JOB A
For each statement below, answer yes or no according to the homebuyer credit article and quote the words that decide it: (i) The IRS required taxpayers to submit documentation proving a home purchase. (ii) Staff found 580 taxpayers under age 18 who claimed $4 million in the credit. (iii) Steny Hoyer wants the program extended through next June 30.
JOB B
Turn the paragraph of the homebuyer credit article that begins "The homebuyer credit was a key element" into a short bulleted list that keeps its main facts.
JOB C
According to the homebuyer credit article, what was the total amount of the claims filed by more than 19,000 people for homes they had not yet bought?

EXTRACT TO READ
═══
Washington — Tens of thousands of people may have taken advantage of the first-time homebuyer tax credit to defraud the government, according to an Internal Revenue Service watchdog official, in testimony that could jeopardize efforts to extend the popular program.

Treasury Inspector General for Tax Administration J. Russell George told members of a House panel that more than 19,000 people filed 2008 tax returns or amended returns claiming the credit for homes they had not yet bought. Those claims amounted to $139 million and it was unclear whether the IRS planned to verify that those purchases took place, he said.

George said his staff had identified another $500 million in claims, by some 74,000 taxpayers, where there were indications of prior home ownership.

According to George’s office, the IRS did not require taxpayers to provide documentation to substantiate the purchase of a home. The taxpayers were told by tax agency officials that the IRS was unable to accept such documentation electronically.

George told members of a House Ways and Means oversight subcommittee that his staff also found 580 taxpayers under age 18 who claimed $4 million in first-time homebuyer credit. One was 4 years old.

George said that while the IRS has since taken steps to tighten oversight, “some key controls were missing to prevent an individual from erroneously or fraudulently claiming the credit.”

Rep. John Lewis, D-Ga., chairman of the subcommittee, said he was concerned that the quick IRS response to the new credit came at a cost. “There are possibly hundreds of millions of dollars that have been paid to taxpayers who are not entitled to the credit,” he said.

The top Republican on the panel, Rep. Charles Boustany, Jr., of Louisiana, said that while the issue of extending the credit was not the purpose of the hearing, “every time Congress creates a new refundable credit … the incentive for fraud is magnified.”

Linda Stiff, IRS’ deputy commissioner for services and enforcement, agreed that “any time that there is an opportunity to receive cash back it tends to attract people that might have an intent to defraud the government.” The agency “recognizes that there is potential for both fraud and errors” when a new tax credit is enacted. She said agency staff members “will vigorously pursue those who filed fraudulent claims.”

The homebuyer credit was a key element of the $787 billion stimulus package enacted last February. Under the measure, low- and middle-income first-time homebuyers purchasing a home between Jan. 1 and Nov. 30 of this year could claim a credit of up to $8,000 on their 2008 or 2009 income tax return.

The IRS has processed claims from more than 1.5 million individuals or families, according to the agency.

General Accountability Office officials, in a report to the subcommittee, said that represented about $10 billion in tax revenue.

With the program scheduled to expire in a month and the housing market’s recovery still shaky, there have been proposals in Congress to extend and expand it.

At one end, House Majority Leader Steny Hoyer, D-Md., said the program should be extended for a month while lawmakers take another look at how it is being run. On the other end, Sen. Johnny Isakson, R-Ga., with the backing of banking committee chairman Christopher Dodd, D-Conn., wants to extend it through next June 30, and expand it to include all homebuyers, at an estimated cost of $16.7 billion.
═══
[Stored records]
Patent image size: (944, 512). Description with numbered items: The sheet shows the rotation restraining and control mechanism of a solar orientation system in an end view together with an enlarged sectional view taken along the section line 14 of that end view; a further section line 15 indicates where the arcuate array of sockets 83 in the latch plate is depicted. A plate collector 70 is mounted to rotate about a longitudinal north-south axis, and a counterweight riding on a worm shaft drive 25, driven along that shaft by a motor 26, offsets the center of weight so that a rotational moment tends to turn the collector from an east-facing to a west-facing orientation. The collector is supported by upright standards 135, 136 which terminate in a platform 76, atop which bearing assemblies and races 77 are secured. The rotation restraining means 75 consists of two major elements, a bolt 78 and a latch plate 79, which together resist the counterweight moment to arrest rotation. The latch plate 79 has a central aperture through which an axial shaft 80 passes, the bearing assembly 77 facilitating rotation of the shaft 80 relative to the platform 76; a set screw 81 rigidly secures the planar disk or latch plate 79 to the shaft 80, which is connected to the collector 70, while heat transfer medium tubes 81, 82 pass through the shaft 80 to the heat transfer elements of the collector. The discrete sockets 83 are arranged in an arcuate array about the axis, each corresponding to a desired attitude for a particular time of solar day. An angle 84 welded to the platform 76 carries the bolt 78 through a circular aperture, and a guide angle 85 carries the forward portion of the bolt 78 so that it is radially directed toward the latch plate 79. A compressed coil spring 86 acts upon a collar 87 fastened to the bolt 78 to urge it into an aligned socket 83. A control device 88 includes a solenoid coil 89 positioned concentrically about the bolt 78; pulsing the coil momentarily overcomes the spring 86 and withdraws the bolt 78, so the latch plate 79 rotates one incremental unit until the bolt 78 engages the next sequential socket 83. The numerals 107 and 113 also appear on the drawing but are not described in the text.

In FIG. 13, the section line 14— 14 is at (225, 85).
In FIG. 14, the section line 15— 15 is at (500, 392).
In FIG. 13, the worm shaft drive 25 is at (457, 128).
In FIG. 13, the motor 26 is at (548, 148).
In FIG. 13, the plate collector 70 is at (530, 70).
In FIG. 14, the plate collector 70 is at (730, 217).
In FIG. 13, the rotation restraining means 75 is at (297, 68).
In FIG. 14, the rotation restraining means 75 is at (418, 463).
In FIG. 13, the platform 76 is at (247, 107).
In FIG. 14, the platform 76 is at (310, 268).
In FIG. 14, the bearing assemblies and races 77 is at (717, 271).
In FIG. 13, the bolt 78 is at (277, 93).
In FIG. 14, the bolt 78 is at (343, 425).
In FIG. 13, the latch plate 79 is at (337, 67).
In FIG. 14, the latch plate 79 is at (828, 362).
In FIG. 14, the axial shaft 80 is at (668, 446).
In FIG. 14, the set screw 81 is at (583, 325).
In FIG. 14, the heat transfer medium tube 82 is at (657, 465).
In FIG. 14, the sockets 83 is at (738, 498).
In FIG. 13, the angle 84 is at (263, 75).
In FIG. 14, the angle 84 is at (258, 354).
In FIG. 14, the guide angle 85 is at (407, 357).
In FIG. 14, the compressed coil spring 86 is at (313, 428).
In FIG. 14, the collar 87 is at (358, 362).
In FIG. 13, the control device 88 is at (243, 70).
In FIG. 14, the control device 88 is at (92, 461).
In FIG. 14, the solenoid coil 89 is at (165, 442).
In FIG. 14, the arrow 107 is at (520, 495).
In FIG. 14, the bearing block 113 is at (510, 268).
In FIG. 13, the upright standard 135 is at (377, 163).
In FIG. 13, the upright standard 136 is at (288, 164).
═══
CORRECT ANSWER A
(i) No: "the IRS did not require taxpayers to provide documentation to substantiate the purchase of a home."
(ii) Yes: "his staff also found 580 taxpayers under age 18 who claimed $4 million in first-time homebuyer credit."
(iii) No: "House Majority Leader Steny Hoyer, D-Md., said the program should be extended for a month"

CORRECT ANSWER B
- The homebuyer credit was a key part of the $787 billion stimulus package enacted last February.
- It applied to low- and middle-income first-time homebuyers.
- Qualifying purchases had to be made between Jan. 1 and Nov. 30 of this year.
- The credit was worth up to $8,000.
- It could be claimed on a 2008 or 2009 income tax return.

CORRECT ANSWER C
$139 million.